-- WHAT IS REQUIRED --
Please quote the material exactly, every line of it.

-- RECORDS SUPPLIED --
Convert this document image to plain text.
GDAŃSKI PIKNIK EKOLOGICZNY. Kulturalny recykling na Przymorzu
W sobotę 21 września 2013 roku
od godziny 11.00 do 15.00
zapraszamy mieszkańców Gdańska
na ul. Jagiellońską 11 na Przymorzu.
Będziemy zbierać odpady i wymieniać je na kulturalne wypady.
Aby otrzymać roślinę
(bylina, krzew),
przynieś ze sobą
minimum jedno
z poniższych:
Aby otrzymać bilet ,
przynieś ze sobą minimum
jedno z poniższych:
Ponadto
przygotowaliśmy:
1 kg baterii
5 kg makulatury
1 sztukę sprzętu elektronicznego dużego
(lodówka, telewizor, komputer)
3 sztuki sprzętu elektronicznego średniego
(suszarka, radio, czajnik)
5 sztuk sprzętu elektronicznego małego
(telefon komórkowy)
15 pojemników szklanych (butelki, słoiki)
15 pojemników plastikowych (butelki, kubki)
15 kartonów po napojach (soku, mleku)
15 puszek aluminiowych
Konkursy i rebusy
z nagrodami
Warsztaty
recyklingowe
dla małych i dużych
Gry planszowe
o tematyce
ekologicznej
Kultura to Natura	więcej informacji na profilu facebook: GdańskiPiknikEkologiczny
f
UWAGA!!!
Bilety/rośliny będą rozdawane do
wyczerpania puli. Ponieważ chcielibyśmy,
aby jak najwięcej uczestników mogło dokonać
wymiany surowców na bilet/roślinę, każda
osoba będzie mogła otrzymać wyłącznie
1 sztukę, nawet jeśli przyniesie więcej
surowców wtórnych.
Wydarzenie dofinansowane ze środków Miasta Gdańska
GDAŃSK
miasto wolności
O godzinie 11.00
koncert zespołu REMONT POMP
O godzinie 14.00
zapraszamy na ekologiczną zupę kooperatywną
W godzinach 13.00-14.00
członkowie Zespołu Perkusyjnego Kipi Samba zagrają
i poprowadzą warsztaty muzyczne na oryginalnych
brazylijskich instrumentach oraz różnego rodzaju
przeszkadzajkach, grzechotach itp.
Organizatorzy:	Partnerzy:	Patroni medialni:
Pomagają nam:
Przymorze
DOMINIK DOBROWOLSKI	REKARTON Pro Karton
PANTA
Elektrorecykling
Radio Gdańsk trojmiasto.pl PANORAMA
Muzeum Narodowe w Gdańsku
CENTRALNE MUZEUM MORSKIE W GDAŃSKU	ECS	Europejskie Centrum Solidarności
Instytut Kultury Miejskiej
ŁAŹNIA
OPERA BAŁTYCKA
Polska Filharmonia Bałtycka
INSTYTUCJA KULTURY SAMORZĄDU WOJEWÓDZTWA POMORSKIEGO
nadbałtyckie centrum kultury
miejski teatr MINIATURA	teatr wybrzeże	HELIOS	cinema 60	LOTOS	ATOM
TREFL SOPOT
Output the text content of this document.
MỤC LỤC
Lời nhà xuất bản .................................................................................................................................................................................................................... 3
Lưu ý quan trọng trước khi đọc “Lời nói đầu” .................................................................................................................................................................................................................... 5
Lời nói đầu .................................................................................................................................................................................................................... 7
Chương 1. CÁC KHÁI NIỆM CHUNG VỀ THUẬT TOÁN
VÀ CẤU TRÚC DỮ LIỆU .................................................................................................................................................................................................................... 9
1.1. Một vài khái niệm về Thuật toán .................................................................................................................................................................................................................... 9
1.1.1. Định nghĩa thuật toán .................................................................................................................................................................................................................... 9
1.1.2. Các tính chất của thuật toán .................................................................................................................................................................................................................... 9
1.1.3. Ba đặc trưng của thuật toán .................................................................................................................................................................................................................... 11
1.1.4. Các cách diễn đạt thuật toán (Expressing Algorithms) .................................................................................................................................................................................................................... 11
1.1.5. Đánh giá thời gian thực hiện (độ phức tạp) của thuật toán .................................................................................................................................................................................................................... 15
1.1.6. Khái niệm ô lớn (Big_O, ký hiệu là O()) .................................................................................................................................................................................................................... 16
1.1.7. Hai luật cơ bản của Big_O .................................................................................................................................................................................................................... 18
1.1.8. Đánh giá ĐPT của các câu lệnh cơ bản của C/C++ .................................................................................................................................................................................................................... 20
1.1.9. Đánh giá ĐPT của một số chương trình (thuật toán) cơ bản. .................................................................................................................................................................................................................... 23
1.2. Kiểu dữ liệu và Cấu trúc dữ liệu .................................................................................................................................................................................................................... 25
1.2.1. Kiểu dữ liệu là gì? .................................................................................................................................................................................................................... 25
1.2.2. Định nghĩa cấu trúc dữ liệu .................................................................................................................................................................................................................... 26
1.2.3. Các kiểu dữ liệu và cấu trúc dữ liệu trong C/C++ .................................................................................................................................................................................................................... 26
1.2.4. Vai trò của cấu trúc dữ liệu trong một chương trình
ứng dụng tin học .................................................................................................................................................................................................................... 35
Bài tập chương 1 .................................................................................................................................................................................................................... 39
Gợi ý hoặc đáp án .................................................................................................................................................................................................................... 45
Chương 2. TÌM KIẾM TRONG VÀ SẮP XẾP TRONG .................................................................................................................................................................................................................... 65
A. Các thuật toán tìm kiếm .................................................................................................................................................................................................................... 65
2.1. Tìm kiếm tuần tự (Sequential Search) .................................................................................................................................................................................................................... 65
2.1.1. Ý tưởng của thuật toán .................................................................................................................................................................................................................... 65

-- FINISHED ANSWER --
Convert this document image to plain text.
GDAŃSKI PIKNIK EKOLOGICZNY. Kulturalny recykling na Przymorzu
W sobotę 21 września 2013 roku
od godziny 11.00 do 15.00
zapraszamy mieszkańców Gdańska
na ul. Jagiellońską 11 na Przymorzu.
Będziemy zbierać odpady i wymieniać je na kulturalne wypady.
Aby otrzymać roślinę
(bylina, krzew),
przynieś ze sobą
minimum jedno
z poniższych:
Aby otrzymać bilet ,
przynieś ze sobą minimum
jedno z poniższych:
Ponadto
przygotowaliśmy:
1 kg baterii
5 kg makulatury
1 sztukę sprzętu elektronicznego dużego
(lodówka, telewizor, komputer)
3 sztuki sprzętu elektronicznego średniego
(suszarka, radio, czajnik)
5 sztuk sprzętu elektronicznego małego
(telefon komórkowy)
15 pojemników szklanych (butelki, słoiki)
15 pojemników plastikowych (butelki, kubki)
15 kartonów po napojach (soku, mleku)
15 puszek aluminiowych
Konkursy i rebusy
z nagrodami
Warsztaty
recyklingowe
dla małych i dużych
Gry planszowe
o tematyce
ekologicznej
Kultura to Natura	więcej informacji na profilu facebook: GdańskiPiknikEkologiczny
f
UWAGA!!!
Bilety/rośliny będą rozdawane do
wyczerpania puli. Ponieważ chcielibyśmy,
aby jak najwięcej uczestników mogło dokonać
wymiany surowców na bilet/roślinę, każda
osoba będzie mogła otrzymać wyłącznie
1 sztukę, nawet jeśli przyniesie więcej
surowców wtórnych.
Wydarzenie dofinansowane ze środków Miasta Gdańska
GDAŃSK
miasto wolności
O godzinie 11.00
koncert zespołu REMONT POMP
O godzinie 14.00
zapraszamy na ekologiczną zupę kooperatywną
W godzinach 13.00-14.00
członkowie Zespołu Perkusyjnego Kipi Samba zagrają
i poprowadzą warsztaty muzyczne na oryginalnych
brazylijskich instrumentach oraz różnego rodzaju
przeszkadzajkach, grzechotach itp.
Organizatorzy:	Partnerzy:	Patroni medialni:
Pomagają nam:
Przymorze
DOMINIK DOBROWOLSKI	REKARTON Pro Karton
PANTA
Elektrorecykling
Radio Gdańsk trojmiasto.pl PANORAMA
Muzeum Narodowe w Gdańsku
CENTRALNE MUZEUM MORSKIE W GDAŃSKU	ECS	Europejskie Centrum Solidarności
Instytut Kultury Miejskiej
ŁAŹNIA
OPERA BAŁTYCKA
Polska Filharmonia Bałtycka
INSTYTUCJA KULTURY SAMORZĄDU WOJEWÓDZTWA POMORSKIEGO
nadbałtyckie centrum kultury
miejski teatr MINIATURA	teatr wybrzeże	HELIOS	cinema 60	LOTOS	ATOM
TREFL SOPOT
Output the text content of this document.
MỤC LỤC
Lời nhà xuất bản .................................................................................................................................................................................................................... 3
Lưu ý quan trọng trước khi đọc “Lời nói đầu” .................................................................................................................................................................................................................... 5
Lời nói đầu .................................................................................................................................................................................................................... 7
Chương 1. CÁC KHÁI NIỆM CHUNG VỀ THUẬT TOÁN
VÀ CẤU TRÚC DỮ LIỆU .................................................................................................................................................................................................................... 9
1.1. Một vài khái niệm về Thuật toán .................................................................................................................................................................................................................... 9
1.1.1. Định nghĩa thuật toán .................................................................................................................................................................................................................... 9
1.1.2. Các tính chất của thuật toán .................................................................................................................................................................................................................... 9
1.1.3. Ba đặc trưng của thuật toán .................................................................................................................................................................................................................... 11
1.1.4. Các cách diễn đạt thuật toán (Expressing Algorithms) .................................................................................................................................................................................................................... 11
1.1.5. Đánh giá thời gian thực hiện (độ phức tạp) của thuật toán .................................................................................................................................................................................................................... 15
1.1.6. Khái niệm ô lớn (Big_O, ký hiệu là O()) .................................................................................................................................................................................................................... 16
1.1.7. Hai luật cơ bản của Big_O .................................................................................................................................................................................................................... 18
1.1.8. Đánh giá ĐPT của các câu lệnh cơ bản của C/C++ .................................................................................................................................................................................................................... 20
1.1.9. Đánh giá ĐPT của một số chương trình (thuật toán) cơ bản. .................................................................................................................................................................................................................... 23
1.2. Kiểu dữ liệu và Cấu trúc dữ liệu .................................................................................................................................................................................................................... 25
1.2.1. Kiểu dữ liệu là gì? .................................................................................................................................................................................................................... 25
1.2.2. Định nghĩa cấu trúc dữ liệu .................................................................................................................................................................................................................... 26
1.2.3. Các kiểu dữ liệu và cấu trúc dữ liệu trong C/C++ .................................................................................................................................................................................................................... 26
1.2.4. Vai trò của cấu trúc dữ liệu trong một chương trình
ứng dụng tin học .................................................................................................................................................................................................................... 35
Bài tập chương 1 .................................................................................................................................................................................................................... 39
Gợi ý hoặc đáp án .................................................................................................................................................................................................................... 45
Chương 2. TÌM KIẾM TRONG VÀ SẮP XẾP TRONG .................................................................................................................................................................................................................... 65
A. Các thuật toán tìm kiếm .................................................................................................................................................................................................................... 65
2.1. Tìm kiếm tuần tự (Sequential Search) .................................................................................................................................................................................................................... 65
2.1.1. Ý tưởng của thuật toán .................................................................................................................................................................................................................... 65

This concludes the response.